**STORED DATA**

>>>

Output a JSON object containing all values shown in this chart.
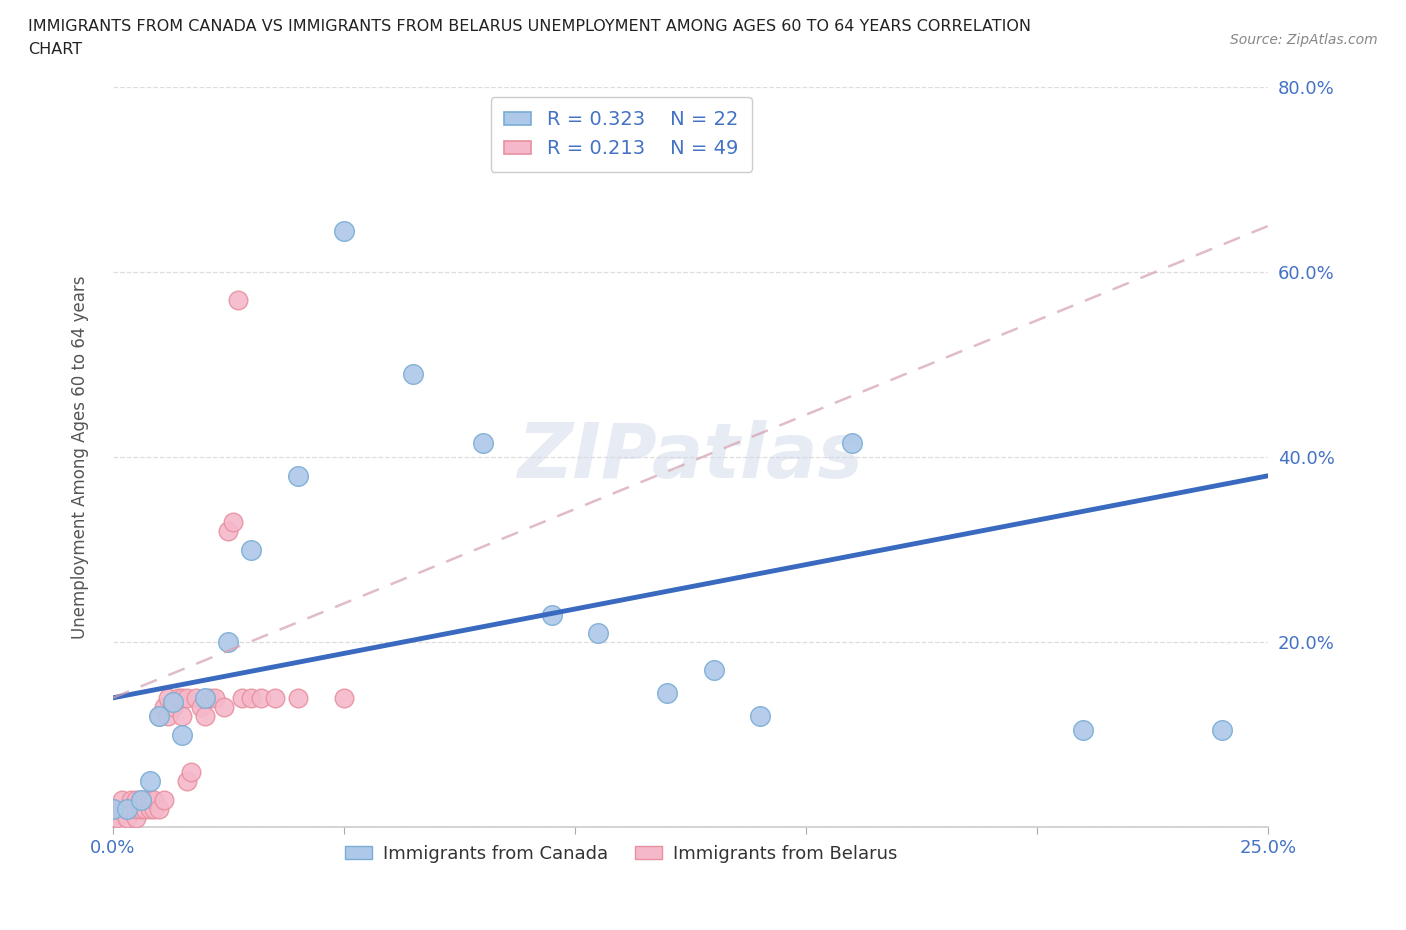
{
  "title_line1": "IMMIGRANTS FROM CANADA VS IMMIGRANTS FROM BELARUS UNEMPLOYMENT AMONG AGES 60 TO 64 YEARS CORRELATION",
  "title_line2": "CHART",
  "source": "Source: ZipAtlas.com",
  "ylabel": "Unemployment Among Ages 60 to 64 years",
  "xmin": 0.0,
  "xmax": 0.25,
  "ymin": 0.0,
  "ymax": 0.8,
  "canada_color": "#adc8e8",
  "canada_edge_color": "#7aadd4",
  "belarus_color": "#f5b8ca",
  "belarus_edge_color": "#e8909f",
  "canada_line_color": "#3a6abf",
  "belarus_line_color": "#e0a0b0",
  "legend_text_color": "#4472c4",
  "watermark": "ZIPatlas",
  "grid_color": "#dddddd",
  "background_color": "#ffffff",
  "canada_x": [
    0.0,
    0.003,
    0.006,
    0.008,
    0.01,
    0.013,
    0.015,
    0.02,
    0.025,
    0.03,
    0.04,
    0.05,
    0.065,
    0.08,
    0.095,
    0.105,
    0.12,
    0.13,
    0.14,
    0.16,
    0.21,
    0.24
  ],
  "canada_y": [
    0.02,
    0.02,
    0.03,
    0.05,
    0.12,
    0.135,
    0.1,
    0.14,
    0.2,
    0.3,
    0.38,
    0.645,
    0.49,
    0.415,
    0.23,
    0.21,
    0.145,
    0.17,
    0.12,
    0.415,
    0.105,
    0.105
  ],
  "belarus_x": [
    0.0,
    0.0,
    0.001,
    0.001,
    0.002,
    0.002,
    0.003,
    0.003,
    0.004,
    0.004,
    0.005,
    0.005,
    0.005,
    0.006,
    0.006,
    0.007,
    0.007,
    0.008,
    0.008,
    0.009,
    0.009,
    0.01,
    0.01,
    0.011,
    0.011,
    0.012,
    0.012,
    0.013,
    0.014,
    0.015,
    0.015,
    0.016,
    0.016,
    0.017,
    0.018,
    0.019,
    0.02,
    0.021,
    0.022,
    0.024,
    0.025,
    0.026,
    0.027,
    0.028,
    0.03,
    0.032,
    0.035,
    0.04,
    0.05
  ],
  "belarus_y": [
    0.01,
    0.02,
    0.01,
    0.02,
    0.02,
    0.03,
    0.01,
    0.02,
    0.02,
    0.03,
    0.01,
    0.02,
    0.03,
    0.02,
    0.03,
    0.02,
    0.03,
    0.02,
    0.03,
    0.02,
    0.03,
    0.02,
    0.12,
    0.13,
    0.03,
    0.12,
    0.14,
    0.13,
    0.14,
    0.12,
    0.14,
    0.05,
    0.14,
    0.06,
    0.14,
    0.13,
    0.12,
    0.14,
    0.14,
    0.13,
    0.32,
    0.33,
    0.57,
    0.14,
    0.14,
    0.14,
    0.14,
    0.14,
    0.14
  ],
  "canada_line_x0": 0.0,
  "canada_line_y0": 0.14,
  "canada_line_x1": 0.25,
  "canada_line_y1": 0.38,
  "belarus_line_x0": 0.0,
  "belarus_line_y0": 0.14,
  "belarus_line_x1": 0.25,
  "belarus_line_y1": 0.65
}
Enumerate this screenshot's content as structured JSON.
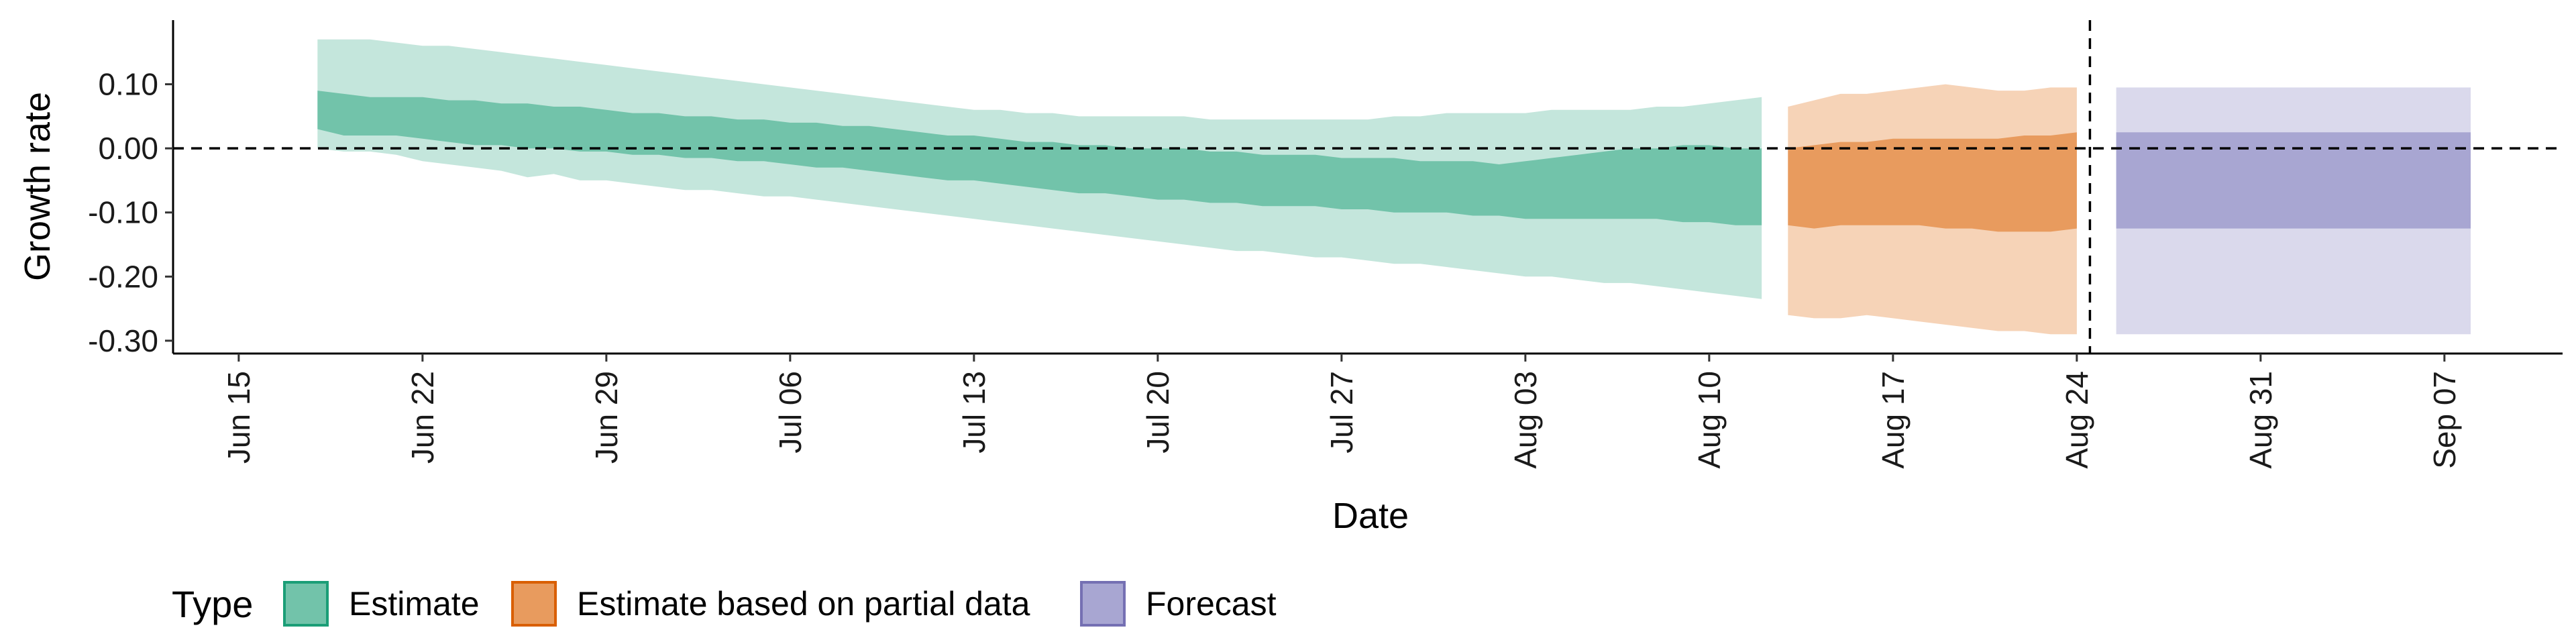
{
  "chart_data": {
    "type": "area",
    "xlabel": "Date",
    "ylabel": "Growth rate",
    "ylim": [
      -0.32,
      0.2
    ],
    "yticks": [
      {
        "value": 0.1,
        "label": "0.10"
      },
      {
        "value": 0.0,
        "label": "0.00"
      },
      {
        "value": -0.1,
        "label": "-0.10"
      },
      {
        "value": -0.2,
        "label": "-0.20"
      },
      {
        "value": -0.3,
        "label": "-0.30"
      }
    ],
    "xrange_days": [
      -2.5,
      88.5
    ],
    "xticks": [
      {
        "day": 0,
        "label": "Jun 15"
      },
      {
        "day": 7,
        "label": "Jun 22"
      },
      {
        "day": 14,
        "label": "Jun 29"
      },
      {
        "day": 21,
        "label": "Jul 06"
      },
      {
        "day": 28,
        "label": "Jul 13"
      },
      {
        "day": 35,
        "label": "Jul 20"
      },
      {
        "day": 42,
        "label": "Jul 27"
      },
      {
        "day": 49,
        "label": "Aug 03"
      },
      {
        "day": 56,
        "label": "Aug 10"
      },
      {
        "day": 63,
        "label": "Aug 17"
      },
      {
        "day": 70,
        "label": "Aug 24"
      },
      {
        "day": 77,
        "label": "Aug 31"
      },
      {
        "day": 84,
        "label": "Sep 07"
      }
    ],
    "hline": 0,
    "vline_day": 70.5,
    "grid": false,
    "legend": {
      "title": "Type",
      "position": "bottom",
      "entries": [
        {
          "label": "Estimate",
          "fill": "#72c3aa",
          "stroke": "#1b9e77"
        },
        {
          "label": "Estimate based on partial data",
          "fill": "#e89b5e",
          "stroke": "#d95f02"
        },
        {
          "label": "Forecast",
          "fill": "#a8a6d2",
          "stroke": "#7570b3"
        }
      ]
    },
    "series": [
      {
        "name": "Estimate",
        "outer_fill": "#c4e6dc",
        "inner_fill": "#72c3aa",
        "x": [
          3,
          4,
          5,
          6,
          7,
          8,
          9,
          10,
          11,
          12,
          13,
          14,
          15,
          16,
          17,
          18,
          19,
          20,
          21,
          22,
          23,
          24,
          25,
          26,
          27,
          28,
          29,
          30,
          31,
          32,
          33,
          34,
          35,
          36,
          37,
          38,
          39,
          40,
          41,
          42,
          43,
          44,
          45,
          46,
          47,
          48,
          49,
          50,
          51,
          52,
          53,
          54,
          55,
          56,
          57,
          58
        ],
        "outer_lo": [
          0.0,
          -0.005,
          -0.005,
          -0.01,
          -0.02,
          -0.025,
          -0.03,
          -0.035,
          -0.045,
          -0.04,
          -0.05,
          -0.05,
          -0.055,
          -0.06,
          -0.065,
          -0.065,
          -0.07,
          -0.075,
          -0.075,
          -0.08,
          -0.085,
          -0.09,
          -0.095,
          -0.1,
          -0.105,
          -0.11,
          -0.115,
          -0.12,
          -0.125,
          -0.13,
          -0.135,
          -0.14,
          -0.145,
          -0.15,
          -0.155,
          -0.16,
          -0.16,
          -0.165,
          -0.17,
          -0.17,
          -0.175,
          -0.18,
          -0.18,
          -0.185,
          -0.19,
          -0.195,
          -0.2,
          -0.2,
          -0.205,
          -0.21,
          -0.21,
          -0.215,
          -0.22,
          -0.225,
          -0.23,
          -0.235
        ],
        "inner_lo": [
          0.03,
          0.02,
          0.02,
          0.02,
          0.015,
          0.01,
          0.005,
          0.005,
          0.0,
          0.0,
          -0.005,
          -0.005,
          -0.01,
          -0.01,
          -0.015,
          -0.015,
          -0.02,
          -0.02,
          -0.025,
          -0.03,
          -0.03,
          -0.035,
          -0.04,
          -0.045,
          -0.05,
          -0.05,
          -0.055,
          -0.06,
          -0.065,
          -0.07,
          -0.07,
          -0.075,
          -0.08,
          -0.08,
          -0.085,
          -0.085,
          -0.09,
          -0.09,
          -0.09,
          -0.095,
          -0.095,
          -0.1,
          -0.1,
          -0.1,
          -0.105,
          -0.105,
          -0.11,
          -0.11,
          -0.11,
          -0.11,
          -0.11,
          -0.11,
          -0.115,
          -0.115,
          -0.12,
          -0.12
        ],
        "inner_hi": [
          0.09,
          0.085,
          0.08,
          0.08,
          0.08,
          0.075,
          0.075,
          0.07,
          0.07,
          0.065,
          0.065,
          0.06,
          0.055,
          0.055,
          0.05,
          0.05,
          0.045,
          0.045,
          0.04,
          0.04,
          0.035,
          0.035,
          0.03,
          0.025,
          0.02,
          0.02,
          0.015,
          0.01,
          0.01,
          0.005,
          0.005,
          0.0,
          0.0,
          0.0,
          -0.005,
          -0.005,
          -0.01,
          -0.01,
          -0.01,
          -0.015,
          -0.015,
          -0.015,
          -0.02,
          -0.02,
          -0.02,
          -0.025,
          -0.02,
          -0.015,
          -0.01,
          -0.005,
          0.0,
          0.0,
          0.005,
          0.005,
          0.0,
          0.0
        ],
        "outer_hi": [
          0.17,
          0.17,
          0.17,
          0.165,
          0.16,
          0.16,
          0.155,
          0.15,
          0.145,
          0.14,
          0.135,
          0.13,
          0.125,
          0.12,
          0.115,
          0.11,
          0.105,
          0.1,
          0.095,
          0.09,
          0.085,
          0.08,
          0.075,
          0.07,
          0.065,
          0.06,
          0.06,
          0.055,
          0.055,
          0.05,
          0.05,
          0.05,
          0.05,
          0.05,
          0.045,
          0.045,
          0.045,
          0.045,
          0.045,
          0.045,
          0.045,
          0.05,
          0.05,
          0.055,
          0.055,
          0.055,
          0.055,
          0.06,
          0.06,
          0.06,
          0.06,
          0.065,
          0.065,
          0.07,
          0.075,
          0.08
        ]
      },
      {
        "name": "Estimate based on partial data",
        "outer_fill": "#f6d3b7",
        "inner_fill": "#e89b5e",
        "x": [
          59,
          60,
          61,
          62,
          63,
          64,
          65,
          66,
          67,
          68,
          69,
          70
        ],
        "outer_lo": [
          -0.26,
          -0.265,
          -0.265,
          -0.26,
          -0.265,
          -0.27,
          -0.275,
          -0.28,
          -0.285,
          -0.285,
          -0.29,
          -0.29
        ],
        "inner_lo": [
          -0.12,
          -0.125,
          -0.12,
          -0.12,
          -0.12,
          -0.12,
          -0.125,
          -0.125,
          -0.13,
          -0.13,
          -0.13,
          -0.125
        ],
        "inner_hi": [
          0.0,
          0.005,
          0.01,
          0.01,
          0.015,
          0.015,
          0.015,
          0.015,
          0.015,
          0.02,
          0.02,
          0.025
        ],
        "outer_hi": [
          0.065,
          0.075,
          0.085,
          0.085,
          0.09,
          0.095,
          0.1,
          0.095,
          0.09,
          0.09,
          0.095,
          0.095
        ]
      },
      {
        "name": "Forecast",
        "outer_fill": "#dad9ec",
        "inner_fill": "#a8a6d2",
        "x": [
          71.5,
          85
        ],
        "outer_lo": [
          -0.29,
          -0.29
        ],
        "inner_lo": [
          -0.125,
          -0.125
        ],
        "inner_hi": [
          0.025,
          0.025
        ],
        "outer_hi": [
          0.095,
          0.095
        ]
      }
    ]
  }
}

<<<

**PROBLEM STATEMENT**
Return all lines of the material above in which the word "this" occurs.

**EXERCISE RESULT**
Output a JSON object containing all values shown in this chart.
Enumerate this screenshot's content as structured JSON.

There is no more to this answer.